*Exercise description:*
Print all the entries verbatim.

** Begin Records supplied **

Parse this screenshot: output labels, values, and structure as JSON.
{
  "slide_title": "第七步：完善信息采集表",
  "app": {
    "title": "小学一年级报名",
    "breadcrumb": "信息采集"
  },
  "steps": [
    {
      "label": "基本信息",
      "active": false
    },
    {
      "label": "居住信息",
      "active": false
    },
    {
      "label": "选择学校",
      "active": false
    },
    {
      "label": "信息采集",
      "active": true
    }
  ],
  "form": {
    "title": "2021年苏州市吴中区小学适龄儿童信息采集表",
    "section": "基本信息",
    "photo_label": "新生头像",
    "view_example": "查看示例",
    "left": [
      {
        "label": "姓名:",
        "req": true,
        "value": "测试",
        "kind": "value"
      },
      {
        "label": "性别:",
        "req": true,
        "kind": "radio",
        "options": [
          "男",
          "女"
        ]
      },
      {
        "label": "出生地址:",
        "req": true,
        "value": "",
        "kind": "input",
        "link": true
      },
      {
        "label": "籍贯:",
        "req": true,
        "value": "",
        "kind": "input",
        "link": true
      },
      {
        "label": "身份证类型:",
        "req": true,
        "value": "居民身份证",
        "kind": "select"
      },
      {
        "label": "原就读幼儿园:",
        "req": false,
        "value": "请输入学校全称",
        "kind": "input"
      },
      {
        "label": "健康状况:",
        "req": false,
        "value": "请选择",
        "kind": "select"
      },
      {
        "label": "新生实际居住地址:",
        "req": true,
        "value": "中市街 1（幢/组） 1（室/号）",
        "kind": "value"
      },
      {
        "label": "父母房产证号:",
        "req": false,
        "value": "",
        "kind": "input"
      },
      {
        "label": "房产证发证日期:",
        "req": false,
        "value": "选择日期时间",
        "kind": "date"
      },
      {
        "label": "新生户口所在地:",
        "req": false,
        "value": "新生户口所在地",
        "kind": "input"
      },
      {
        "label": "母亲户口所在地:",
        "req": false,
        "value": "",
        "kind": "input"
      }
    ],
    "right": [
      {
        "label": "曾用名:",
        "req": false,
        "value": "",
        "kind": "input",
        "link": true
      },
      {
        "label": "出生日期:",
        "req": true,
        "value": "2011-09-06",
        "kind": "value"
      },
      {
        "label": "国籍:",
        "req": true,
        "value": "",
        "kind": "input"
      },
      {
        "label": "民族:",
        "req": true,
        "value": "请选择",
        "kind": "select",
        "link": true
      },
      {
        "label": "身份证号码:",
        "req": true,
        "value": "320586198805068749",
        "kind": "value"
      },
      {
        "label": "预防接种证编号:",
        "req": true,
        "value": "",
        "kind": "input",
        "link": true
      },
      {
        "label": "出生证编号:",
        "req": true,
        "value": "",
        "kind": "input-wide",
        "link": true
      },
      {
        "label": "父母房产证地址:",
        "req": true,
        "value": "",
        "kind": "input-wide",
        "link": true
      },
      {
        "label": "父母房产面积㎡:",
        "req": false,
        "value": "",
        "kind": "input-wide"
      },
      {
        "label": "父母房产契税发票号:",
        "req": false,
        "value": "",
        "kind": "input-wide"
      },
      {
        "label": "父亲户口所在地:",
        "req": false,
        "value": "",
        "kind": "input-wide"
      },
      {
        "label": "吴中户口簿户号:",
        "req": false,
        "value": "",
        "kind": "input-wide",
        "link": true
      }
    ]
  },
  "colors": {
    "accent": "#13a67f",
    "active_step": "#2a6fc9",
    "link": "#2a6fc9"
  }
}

** End Records supplied **

*Exercise solution:*
Parse this screenshot: output labels, values, and structure as JSON.
{
  "slide_title": "第七步：完善信息采集表",
  "app": {
    "title": "小学一年级报名",
    "breadcrumb": "信息采集"
  },
  "steps": [
    {
      "label": "基本信息",
      "active": false
    },
    {
      "label": "居住信息",
      "active": false
    },
    {
      "label": "选择学校",
      "active": false
    },
    {
      "label": "信息采集",
      "active": true
    }
  ],
  "form": {
    "title": "2021年苏州市吴中区小学适龄儿童信息采集表",
    "section": "基本信息",
    "photo_label": "新生头像",
    "view_example": "查看示例",
    "left": [
      {
        "label": "姓名:",
        "req": true,
        "value": "测试",
        "kind": "value"
      },
      {
        "label": "性别:",
        "req": true,
        "kind": "radio",
        "options": [
          "男",
          "女"
        ]
      },
      {
        "label": "出生地址:",
        "req": true,
        "value": "",
        "kind": "input",
        "link": true
      },
      {
        "label": "籍贯:",
        "req": true,
        "value": "",
        "kind": "input",
        "link": true
      },
      {
        "label": "身份证类型:",
        "req": true,
        "value": "居民身份证",
        "kind": "select"
      },
      {
        "label": "原就读幼儿园:",
        "req": false,
        "value": "请输入学校全称",
        "kind": "input"
      },
      {
        "label": "健康状况:",
        "req": false,
        "value": "请选择",
        "kind": "select"
      },
      {
        "label": "新生实际居住地址:",
        "req": true,
        "value": "中市街 1（幢/组） 1（室/号）",
        "kind": "value"
      },
      {
        "label": "父母房产证号:",
        "req": false,
        "value": "",
        "kind": "input"
      },
      {
        "label": "房产证发证日期:",
        "req": false,
        "value": "选择日期时间",
        "kind": "date"
      },
      {
        "label": "新生户口所在地:",
        "req": false,
        "value": "新生户口所在地",
        "kind": "input"
      },
      {
        "label": "母亲户口所在地:",
        "req": false,
        "value": "",
        "kind": "input"
      }
    ],
    "right": [
      {
        "label": "曾用名:",
        "req": false,
        "value": "",
        "kind": "input",
        "link": true
      },
      {
        "label": "出生日期:",
        "req": true,
        "value": "2011-09-06",
        "kind": "value"
      },
      {
        "label": "国籍:",
        "req": true,
        "value": "",
        "kind": "input"
      },
      {
        "label": "民族:",
        "req": true,
        "value": "请选择",
        "kind": "select",
        "link": true
      },
      {
        "label": "身份证号码:",
        "req": true,
        "value": "320586198805068749",
        "kind": "value"
      },
      {
        "label": "预防接种证编号:",
        "req": true,
        "value": "",
        "kind": "input",
        "link": true
      },
      {
        "label": "出生证编号:",
        "req": true,
        "value": "",
        "kind": "input-wide",
        "link": true
      },
      {
        "label": "父母房产证地址:",
        "req": true,
        "value": "",
        "kind": "input-wide",
        "link": true
      },
      {
        "label": "父母房产面积㎡:",
        "req": false,
        "value": "",
        "kind": "input-wide"
      },
      {
        "label": "父母房产契税发票号:",
        "req": false,
        "value": "",
        "kind": "input-wide"
      },
      {
        "label": "父亲户口所在地:",
        "req": false,
        "value": "",
        "kind": "input-wide"
      },
      {
        "label": "吴中户口簿户号:",
        "req": false,
        "value": "",
        "kind": "input-wide",
        "link": true
      }
    ]
  },
  "colors": {
    "accent": "#13a67f",
    "active_step": "#2a6fc9",
    "link": "#2a6fc9"
  }
}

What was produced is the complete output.